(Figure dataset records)
--------------------------------

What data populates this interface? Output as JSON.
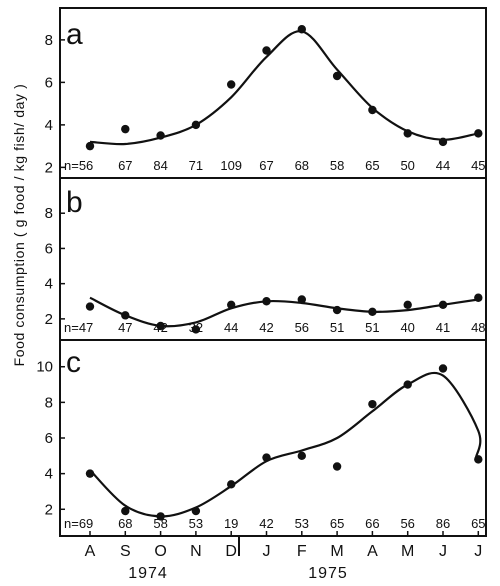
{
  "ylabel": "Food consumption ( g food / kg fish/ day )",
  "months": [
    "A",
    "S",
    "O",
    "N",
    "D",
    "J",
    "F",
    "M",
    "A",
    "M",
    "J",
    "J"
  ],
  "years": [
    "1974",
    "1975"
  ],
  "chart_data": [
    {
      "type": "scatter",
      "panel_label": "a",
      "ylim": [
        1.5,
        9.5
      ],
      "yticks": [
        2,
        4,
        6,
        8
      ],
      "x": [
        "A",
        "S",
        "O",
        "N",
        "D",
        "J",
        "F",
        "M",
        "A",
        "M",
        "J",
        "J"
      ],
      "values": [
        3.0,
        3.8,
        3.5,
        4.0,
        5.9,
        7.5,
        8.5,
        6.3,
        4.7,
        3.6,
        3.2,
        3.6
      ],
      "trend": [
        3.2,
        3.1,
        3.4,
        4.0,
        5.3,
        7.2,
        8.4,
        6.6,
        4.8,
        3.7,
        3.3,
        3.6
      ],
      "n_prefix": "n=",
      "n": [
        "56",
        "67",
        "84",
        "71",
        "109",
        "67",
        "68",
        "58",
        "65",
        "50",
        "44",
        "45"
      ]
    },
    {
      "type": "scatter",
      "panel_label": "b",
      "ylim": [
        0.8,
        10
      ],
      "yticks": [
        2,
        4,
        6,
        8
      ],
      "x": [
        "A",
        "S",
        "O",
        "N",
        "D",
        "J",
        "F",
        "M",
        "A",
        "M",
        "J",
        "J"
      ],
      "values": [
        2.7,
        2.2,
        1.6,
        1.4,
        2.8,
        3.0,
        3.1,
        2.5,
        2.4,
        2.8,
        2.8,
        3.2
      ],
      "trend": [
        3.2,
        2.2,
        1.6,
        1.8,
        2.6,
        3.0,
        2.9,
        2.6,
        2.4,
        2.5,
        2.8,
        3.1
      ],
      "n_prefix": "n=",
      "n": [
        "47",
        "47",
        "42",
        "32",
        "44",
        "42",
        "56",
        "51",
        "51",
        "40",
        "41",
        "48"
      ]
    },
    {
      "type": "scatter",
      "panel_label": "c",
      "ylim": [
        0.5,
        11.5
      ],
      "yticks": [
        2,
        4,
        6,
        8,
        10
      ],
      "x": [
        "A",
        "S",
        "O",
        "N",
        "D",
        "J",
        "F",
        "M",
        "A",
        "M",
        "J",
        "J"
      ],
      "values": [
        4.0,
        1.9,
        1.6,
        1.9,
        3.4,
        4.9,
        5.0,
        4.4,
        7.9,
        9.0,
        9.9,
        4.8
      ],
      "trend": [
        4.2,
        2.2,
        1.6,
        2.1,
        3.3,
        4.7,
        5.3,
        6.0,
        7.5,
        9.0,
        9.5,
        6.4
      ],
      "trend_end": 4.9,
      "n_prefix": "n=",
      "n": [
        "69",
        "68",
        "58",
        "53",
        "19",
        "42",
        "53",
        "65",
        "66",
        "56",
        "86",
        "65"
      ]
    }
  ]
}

--------------------------------

Excluding the pictures, restate the records above word for word.

* [Task output]:
What data populates this interface? Output as JSON.
{
  "ylabel": "Food consumption ( g food / kg fish/ day )",
  "months": [
    "A",
    "S",
    "O",
    "N",
    "D",
    "J",
    "F",
    "M",
    "A",
    "M",
    "J",
    "J"
  ],
  "years": [
    "1974",
    "1975"
  ],
  "chart_data": [
    {
      "type": "scatter",
      "panel_label": "a",
      "ylim": [
        1.5,
        9.5
      ],
      "yticks": [
        2,
        4,
        6,
        8
      ],
      "x": [
        "A",
        "S",
        "O",
        "N",
        "D",
        "J",
        "F",
        "M",
        "A",
        "M",
        "J",
        "J"
      ],
      "values": [
        3.0,
        3.8,
        3.5,
        4.0,
        5.9,
        7.5,
        8.5,
        6.3,
        4.7,
        3.6,
        3.2,
        3.6
      ],
      "trend": [
        3.2,
        3.1,
        3.4,
        4.0,
        5.3,
        7.2,
        8.4,
        6.6,
        4.8,
        3.7,
        3.3,
        3.6
      ],
      "n_prefix": "n=",
      "n": [
        "56",
        "67",
        "84",
        "71",
        "109",
        "67",
        "68",
        "58",
        "65",
        "50",
        "44",
        "45"
      ]
    },
    {
      "type": "scatter",
      "panel_label": "b",
      "ylim": [
        0.8,
        10
      ],
      "yticks": [
        2,
        4,
        6,
        8
      ],
      "x": [
        "A",
        "S",
        "O",
        "N",
        "D",
        "J",
        "F",
        "M",
        "A",
        "M",
        "J",
        "J"
      ],
      "values": [
        2.7,
        2.2,
        1.6,
        1.4,
        2.8,
        3.0,
        3.1,
        2.5,
        2.4,
        2.8,
        2.8,
        3.2
      ],
      "trend": [
        3.2,
        2.2,
        1.6,
        1.8,
        2.6,
        3.0,
        2.9,
        2.6,
        2.4,
        2.5,
        2.8,
        3.1
      ],
      "n_prefix": "n=",
      "n": [
        "47",
        "47",
        "42",
        "32",
        "44",
        "42",
        "56",
        "51",
        "51",
        "40",
        "41",
        "48"
      ]
    },
    {
      "type": "scatter",
      "panel_label": "c",
      "ylim": [
        0.5,
        11.5
      ],
      "yticks": [
        2,
        4,
        6,
        8,
        10
      ],
      "x": [
        "A",
        "S",
        "O",
        "N",
        "D",
        "J",
        "F",
        "M",
        "A",
        "M",
        "J",
        "J"
      ],
      "values": [
        4.0,
        1.9,
        1.6,
        1.9,
        3.4,
        4.9,
        5.0,
        4.4,
        7.9,
        9.0,
        9.9,
        4.8
      ],
      "trend": [
        4.2,
        2.2,
        1.6,
        2.1,
        3.3,
        4.7,
        5.3,
        6.0,
        7.5,
        9.0,
        9.5,
        6.4
      ],
      "trend_end": 4.9,
      "n_prefix": "n=",
      "n": [
        "69",
        "68",
        "58",
        "53",
        "19",
        "42",
        "53",
        "65",
        "66",
        "56",
        "86",
        "65"
      ]
    }
  ]
}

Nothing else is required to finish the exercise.